**Problem description**
Go through the entries below and count the lines holding the word "said". Reply with only the number, please.

**Material supplied**
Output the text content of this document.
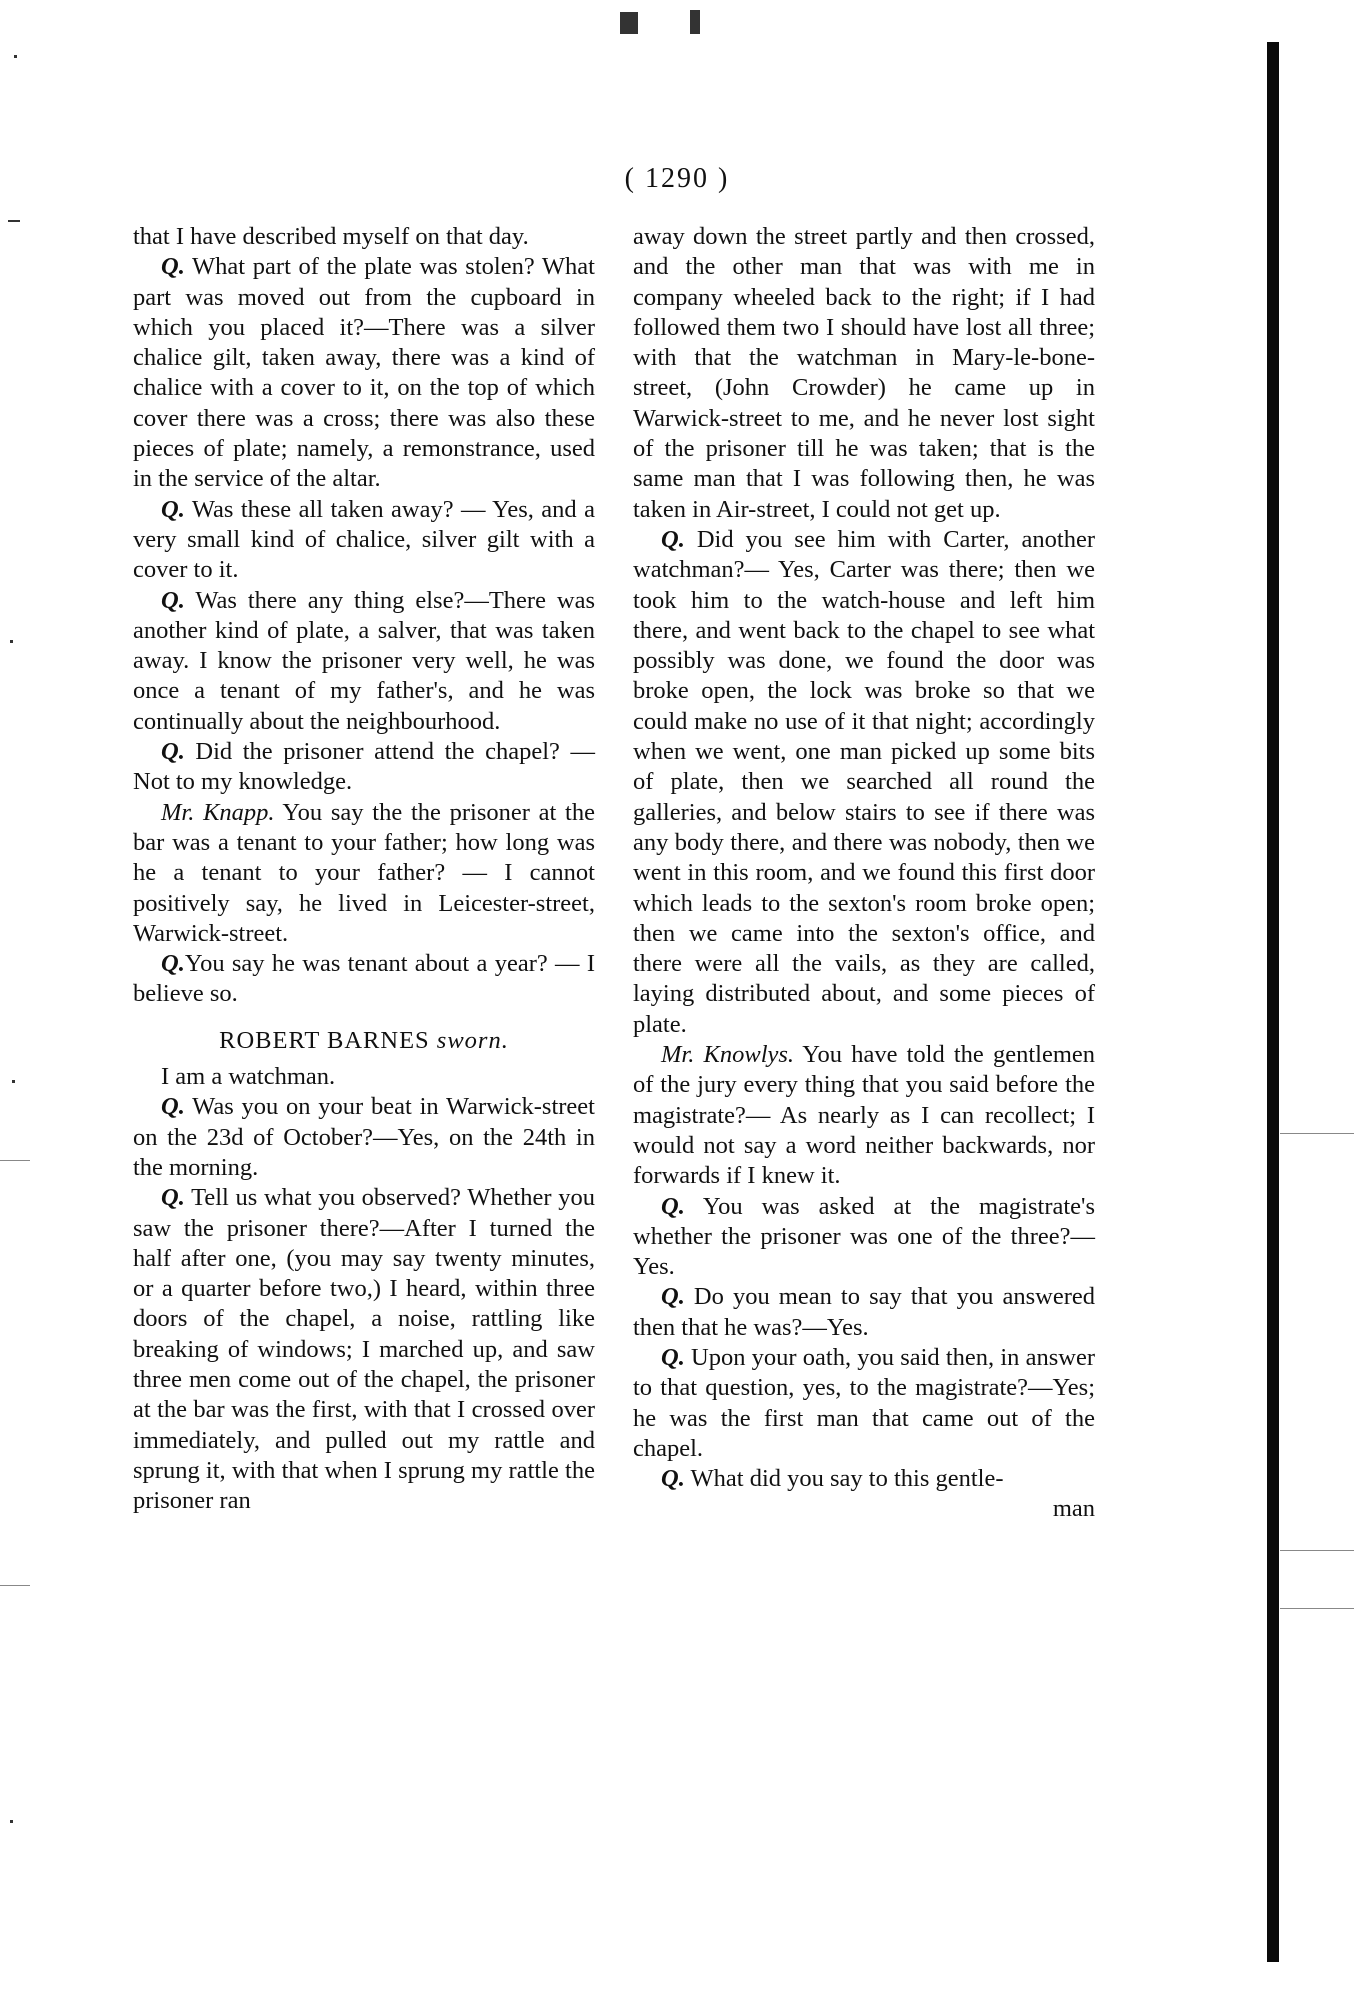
( 1290 )

that I have described myself on that day.

Q. What part of the plate was stolen? What part was moved out from the cupboard in which you placed it?—There was a silver chalice gilt, taken away, there was a kind of chalice with a cover to it, on the top of which cover there was a cross; there was also these pieces of plate; namely, a remonstrance, used in the service of the altar.

Q. Was these all taken away? — Yes, and a very small kind of chalice, silver gilt with a cover to it.

Q. Was there any thing else?—There was another kind of plate, a salver, that was taken away. I know the prisoner very well, he was once a tenant of my father's, and he was continually about the neighbourhood.

Q. Did the prisoner attend the chapel? — Not to my knowledge.

Mr. Knapp. You say the the prisoner at the bar was a tenant to your father; how long was he a tenant to your father? — I cannot positively say, he lived in Leicester-street, Warwick-street.

Q.You say he was tenant about a year? — I believe so.

ROBERT BARNES sworn.

I am a watchman.

Q. Was you on your beat in Warwick-street on the 23d of October?—Yes, on the 24th in the morning.

Q. Tell us what you observed? Whether you saw the prisoner there?—After I turned the half after one, (you may say twenty minutes, or a quarter before two,) I heard, within three doors of the chapel, a noise, rattling like breaking of windows; I marched up, and saw three men come out of the chapel, the prisoner at the bar was the first, with that I crossed over immediately, and pulled out my rattle and sprung it, with that when I sprung my rattle the prisoner ran

away down the street partly and then crossed, and the other man that was with me in company wheeled back to the right; if I had followed them two I should have lost all three; with that the watchman in Mary-le-bone-street, (John Crowder) he came up in Warwick-street to me, and he never lost sight of the prisoner till he was taken; that is the same man that I was following then, he was taken in Air-street, I could not get up.

Q. Did you see him with Carter, another watchman?— Yes, Carter was there; then we took him to the watch-house and left him there, and went back to the chapel to see what possibly was done, we found the door was broke open, the lock was broke so that we could make no use of it that night; accordingly when we went, one man picked up some bits of plate, then we searched all round the galleries, and below stairs to see if there was any body there, and there was nobody, then we went in this room, and we found this first door which leads to the sexton's room broke open; then we came into the sexton's office, and there were all the vails, as they are called, laying distributed about, and some pieces of plate.

Mr. Knowlys. You have told the gentlemen of the jury every thing that you said before the magistrate?— As nearly as I can recollect; I would not say a word neither backwards, nor forwards if I knew it.

Q. You was asked at the magistrate's whether the prisoner was one of the three?—Yes.

Q. Do you mean to say that you answered then that he was?—Yes.

Q. Upon your oath, you said then, in answer to that question, yes, to the magistrate?—Yes; he was the first man that came out of the chapel.

Q. What did you say to this gentle-

man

**Correct output**
2